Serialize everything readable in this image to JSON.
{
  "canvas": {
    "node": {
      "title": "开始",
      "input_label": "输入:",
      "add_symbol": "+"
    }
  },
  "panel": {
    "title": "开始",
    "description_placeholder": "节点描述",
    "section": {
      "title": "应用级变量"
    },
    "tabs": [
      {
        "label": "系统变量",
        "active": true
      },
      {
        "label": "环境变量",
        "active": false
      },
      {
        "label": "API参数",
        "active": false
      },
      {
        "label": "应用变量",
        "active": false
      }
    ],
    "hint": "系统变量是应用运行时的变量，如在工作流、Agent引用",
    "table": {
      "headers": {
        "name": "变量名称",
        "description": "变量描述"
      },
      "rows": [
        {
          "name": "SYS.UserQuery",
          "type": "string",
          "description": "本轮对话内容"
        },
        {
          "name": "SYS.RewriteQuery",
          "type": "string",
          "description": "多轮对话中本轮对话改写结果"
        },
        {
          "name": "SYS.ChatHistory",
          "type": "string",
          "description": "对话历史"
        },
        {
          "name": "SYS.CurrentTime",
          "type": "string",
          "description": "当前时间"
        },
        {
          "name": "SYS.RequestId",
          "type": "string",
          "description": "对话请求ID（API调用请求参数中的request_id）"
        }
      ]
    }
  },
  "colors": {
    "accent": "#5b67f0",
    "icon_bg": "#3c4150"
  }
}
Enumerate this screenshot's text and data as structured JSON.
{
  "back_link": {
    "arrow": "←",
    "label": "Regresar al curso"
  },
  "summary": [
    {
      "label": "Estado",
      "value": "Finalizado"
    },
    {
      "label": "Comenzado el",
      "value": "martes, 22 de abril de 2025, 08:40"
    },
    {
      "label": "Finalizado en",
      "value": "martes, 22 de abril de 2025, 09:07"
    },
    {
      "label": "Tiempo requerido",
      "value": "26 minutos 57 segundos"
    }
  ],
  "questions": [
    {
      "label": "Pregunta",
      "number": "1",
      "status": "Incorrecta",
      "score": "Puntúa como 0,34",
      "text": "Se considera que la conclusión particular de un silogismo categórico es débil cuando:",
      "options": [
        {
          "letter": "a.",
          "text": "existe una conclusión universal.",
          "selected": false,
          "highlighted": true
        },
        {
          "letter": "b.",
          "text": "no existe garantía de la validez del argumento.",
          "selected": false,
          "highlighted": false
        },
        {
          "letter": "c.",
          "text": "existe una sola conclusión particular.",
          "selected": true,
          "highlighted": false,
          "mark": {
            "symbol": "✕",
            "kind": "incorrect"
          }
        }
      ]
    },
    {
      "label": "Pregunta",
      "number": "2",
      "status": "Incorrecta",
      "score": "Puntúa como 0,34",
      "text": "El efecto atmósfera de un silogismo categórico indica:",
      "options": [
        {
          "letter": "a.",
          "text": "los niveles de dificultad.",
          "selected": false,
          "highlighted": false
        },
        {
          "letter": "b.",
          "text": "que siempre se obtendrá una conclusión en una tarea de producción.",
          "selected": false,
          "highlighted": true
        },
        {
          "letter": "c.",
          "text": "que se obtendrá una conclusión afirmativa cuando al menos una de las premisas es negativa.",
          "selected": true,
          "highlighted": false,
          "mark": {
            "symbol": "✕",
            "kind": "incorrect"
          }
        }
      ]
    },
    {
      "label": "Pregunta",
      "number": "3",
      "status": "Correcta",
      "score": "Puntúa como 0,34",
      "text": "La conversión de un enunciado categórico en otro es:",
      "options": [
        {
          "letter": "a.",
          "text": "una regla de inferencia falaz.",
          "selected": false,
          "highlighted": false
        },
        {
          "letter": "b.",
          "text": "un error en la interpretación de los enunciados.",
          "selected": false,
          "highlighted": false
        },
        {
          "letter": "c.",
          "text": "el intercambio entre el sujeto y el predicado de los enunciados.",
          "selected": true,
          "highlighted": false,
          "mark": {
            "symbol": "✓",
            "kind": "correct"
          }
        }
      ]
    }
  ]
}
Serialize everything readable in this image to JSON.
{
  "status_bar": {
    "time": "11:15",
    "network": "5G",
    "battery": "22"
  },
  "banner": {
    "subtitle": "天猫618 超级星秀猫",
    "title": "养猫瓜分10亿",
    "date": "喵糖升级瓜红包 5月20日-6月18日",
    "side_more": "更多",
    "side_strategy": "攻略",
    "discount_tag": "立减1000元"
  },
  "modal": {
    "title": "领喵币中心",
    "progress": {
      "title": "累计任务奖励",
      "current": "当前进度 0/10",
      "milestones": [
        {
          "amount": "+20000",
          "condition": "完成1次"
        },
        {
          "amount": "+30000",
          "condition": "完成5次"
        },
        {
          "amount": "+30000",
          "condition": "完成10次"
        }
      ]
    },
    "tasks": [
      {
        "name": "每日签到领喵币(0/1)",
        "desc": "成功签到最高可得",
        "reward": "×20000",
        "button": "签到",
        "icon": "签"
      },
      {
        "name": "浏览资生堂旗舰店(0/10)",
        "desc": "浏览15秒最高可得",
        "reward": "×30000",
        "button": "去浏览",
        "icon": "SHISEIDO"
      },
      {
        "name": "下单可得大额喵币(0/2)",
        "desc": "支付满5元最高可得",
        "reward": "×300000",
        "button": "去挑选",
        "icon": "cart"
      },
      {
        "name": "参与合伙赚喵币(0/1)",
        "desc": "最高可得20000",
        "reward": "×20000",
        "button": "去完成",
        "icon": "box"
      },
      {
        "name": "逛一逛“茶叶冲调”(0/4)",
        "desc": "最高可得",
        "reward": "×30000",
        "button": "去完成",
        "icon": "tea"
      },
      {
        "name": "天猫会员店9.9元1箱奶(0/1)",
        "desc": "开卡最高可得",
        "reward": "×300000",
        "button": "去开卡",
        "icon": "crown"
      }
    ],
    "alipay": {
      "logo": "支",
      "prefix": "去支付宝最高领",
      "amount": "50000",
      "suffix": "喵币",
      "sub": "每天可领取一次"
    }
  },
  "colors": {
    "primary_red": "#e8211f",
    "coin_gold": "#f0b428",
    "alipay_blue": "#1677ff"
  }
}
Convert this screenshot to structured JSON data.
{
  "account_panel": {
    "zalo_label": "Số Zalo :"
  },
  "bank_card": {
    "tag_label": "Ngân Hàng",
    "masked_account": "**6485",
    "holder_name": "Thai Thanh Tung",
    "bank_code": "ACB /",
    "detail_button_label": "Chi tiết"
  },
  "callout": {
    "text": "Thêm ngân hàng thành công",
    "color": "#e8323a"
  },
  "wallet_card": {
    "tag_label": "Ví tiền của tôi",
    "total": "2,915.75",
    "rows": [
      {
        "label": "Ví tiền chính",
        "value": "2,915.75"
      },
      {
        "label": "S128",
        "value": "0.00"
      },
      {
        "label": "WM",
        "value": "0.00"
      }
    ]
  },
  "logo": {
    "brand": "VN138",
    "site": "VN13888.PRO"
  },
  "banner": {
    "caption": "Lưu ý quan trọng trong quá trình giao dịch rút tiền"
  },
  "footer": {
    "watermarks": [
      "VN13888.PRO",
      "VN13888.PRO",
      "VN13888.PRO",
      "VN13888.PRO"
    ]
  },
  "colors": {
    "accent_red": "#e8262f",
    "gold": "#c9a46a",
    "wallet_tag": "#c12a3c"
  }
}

### Written exercise
Transcribe every entry verbatim.

### The result
Serialize everything readable in this image to JSON.
{
  "canvas": {
    "node": {
      "title": "开始",
      "input_label": "输入:",
      "add_symbol": "+"
    }
  },
  "panel": {
    "title": "开始",
    "description_placeholder": "节点描述",
    "section": {
      "title": "应用级变量"
    },
    "tabs": [
      {
        "label": "系统变量",
        "active": true
      },
      {
        "label": "环境变量",
        "active": false
      },
      {
        "label": "API参数",
        "active": false
      },
      {
        "label": "应用变量",
        "active": false
      }
    ],
    "hint": "系统变量是应用运行时的变量，如在工作流、Agent引用",
    "table": {
      "headers": {
        "name": "变量名称",
        "description": "变量描述"
      },
      "rows": [
        {
          "name": "SYS.UserQuery",
          "type": "string",
          "description": "本轮对话内容"
        },
        {
          "name": "SYS.RewriteQuery",
          "type": "string",
          "description": "多轮对话中本轮对话改写结果"
        },
        {
          "name": "SYS.ChatHistory",
          "type": "string",
          "description": "对话历史"
        },
        {
          "name": "SYS.CurrentTime",
          "type": "string",
          "description": "当前时间"
        },
        {
          "name": "SYS.RequestId",
          "type": "string",
          "description": "对话请求ID（API调用请求参数中的request_id）"
        }
      ]
    }
  },
  "colors": {
    "accent": "#5b67f0",
    "icon_bg": "#3c4150"
  }
}
Enumerate this screenshot's text and data as structured JSON.
{
  "back_link": {
    "arrow": "←",
    "label": "Regresar al curso"
  },
  "summary": [
    {
      "label": "Estado",
      "value": "Finalizado"
    },
    {
      "label": "Comenzado el",
      "value": "martes, 22 de abril de 2025, 08:40"
    },
    {
      "label": "Finalizado en",
      "value": "martes, 22 de abril de 2025, 09:07"
    },
    {
      "label": "Tiempo requerido",
      "value": "26 minutos 57 segundos"
    }
  ],
  "questions": [
    {
      "label": "Pregunta",
      "number": "1",
      "status": "Incorrecta",
      "score": "Puntúa como 0,34",
      "text": "Se considera que la conclusión particular de un silogismo categórico es débil cuando:",
      "options": [
        {
          "letter": "a.",
          "text": "existe una conclusión universal.",
          "selected": false,
          "highlighted": true
        },
        {
          "letter": "b.",
          "text": "no existe garantía de la validez del argumento.",
          "selected": false,
          "highlighted": false
        },
        {
          "letter": "c.",
          "text": "existe una sola conclusión particular.",
          "selected": true,
          "highlighted": false,
          "mark": {
            "symbol": "✕",
            "kind": "incorrect"
          }
        }
      ]
    },
    {
      "label": "Pregunta",
      "number": "2",
      "status": "Incorrecta",
      "score": "Puntúa como 0,34",
      "text": "El efecto atmósfera de un silogismo categórico indica:",
      "options": [
        {
          "letter": "a.",
          "text": "los niveles de dificultad.",
          "selected": false,
          "highlighted": false
        },
        {
          "letter": "b.",
          "text": "que siempre se obtendrá una conclusión en una tarea de producción.",
          "selected": false,
          "highlighted": true
        },
        {
          "letter": "c.",
          "text": "que se obtendrá una conclusión afirmativa cuando al menos una de las premisas es negativa.",
          "selected": true,
          "highlighted": false,
          "mark": {
            "symbol": "✕",
            "kind": "incorrect"
          }
        }
      ]
    },
    {
      "label": "Pregunta",
      "number": "3",
      "status": "Correcta",
      "score": "Puntúa como 0,34",
      "text": "La conversión de un enunciado categórico en otro es:",
      "options": [
        {
          "letter": "a.",
          "text": "una regla de inferencia falaz.",
          "selected": false,
          "highlighted": false
        },
        {
          "letter": "b.",
          "text": "un error en la interpretación de los enunciados.",
          "selected": false,
          "highlighted": false
        },
        {
          "letter": "c.",
          "text": "el intercambio entre el sujeto y el predicado de los enunciados.",
          "selected": true,
          "highlighted": false,
          "mark": {
            "symbol": "✓",
            "kind": "correct"
          }
        }
      ]
    }
  ]
}
Serialize everything readable in this image to JSON.
{
  "status_bar": {
    "time": "11:15",
    "network": "5G",
    "battery": "22"
  },
  "banner": {
    "subtitle": "天猫618 超级星秀猫",
    "title": "养猫瓜分10亿",
    "date": "喵糖升级瓜红包 5月20日-6月18日",
    "side_more": "更多",
    "side_strategy": "攻略",
    "discount_tag": "立减1000元"
  },
  "modal": {
    "title": "领喵币中心",
    "progress": {
      "title": "累计任务奖励",
      "current": "当前进度 0/10",
      "milestones": [
        {
          "amount": "+20000",
          "condition": "完成1次"
        },
        {
          "amount": "+30000",
          "condition": "完成5次"
        },
        {
          "amount": "+30000",
          "condition": "完成10次"
        }
      ]
    },
    "tasks": [
      {
        "name": "每日签到领喵币(0/1)",
        "desc": "成功签到最高可得",
        "reward": "×20000",
        "button": "签到",
        "icon": "签"
      },
      {
        "name": "浏览资生堂旗舰店(0/10)",
        "desc": "浏览15秒最高可得",
        "reward": "×30000",
        "button": "去浏览",
        "icon": "SHISEIDO"
      },
      {
        "name": "下单可得大额喵币(0/2)",
        "desc": "支付满5元最高可得",
        "reward": "×300000",
        "button": "去挑选",
        "icon": "cart"
      },
      {
        "name": "参与合伙赚喵币(0/1)",
        "desc": "最高可得20000",
        "reward": "×20000",
        "button": "去完成",
        "icon": "box"
      },
      {
        "name": "逛一逛“茶叶冲调”(0/4)",
        "desc": "最高可得",
        "reward": "×30000",
        "button": "去完成",
        "icon": "tea"
      },
      {
        "name": "天猫会员店9.9元1箱奶(0/1)",
        "desc": "开卡最高可得",
        "reward": "×300000",
        "button": "去开卡",
        "icon": "crown"
      }
    ],
    "alipay": {
      "logo": "支",
      "prefix": "去支付宝最高领",
      "amount": "50000",
      "suffix": "喵币",
      "sub": "每天可领取一次"
    }
  },
  "colors": {
    "primary_red": "#e8211f",
    "coin_gold": "#f0b428",
    "alipay_blue": "#1677ff"
  }
}
Convert this screenshot to structured JSON data.
{
  "account_panel": {
    "zalo_label": "Số Zalo :"
  },
  "bank_card": {
    "tag_label": "Ngân Hàng",
    "masked_account": "**6485",
    "holder_name": "Thai Thanh Tung",
    "bank_code": "ACB /",
    "detail_button_label": "Chi tiết"
  },
  "callout": {
    "text": "Thêm ngân hàng thành công",
    "color": "#e8323a"
  },
  "wallet_card": {
    "tag_label": "Ví tiền của tôi",
    "total": "2,915.75",
    "rows": [
      {
        "label": "Ví tiền chính",
        "value": "2,915.75"
      },
      {
        "label": "S128",
        "value": "0.00"
      },
      {
        "label": "WM",
        "value": "0.00"
      }
    ]
  },
  "logo": {
    "brand": "VN138",
    "site": "VN13888.PRO"
  },
  "banner": {
    "caption": "Lưu ý quan trọng trong quá trình giao dịch rút tiền"
  },
  "footer": {
    "watermarks": [
      "VN13888.PRO",
      "VN13888.PRO",
      "VN13888.PRO",
      "VN13888.PRO"
    ]
  },
  "colors": {
    "accent_red": "#e8262f",
    "gold": "#c9a46a",
    "wallet_tag": "#c12a3c"
  }
}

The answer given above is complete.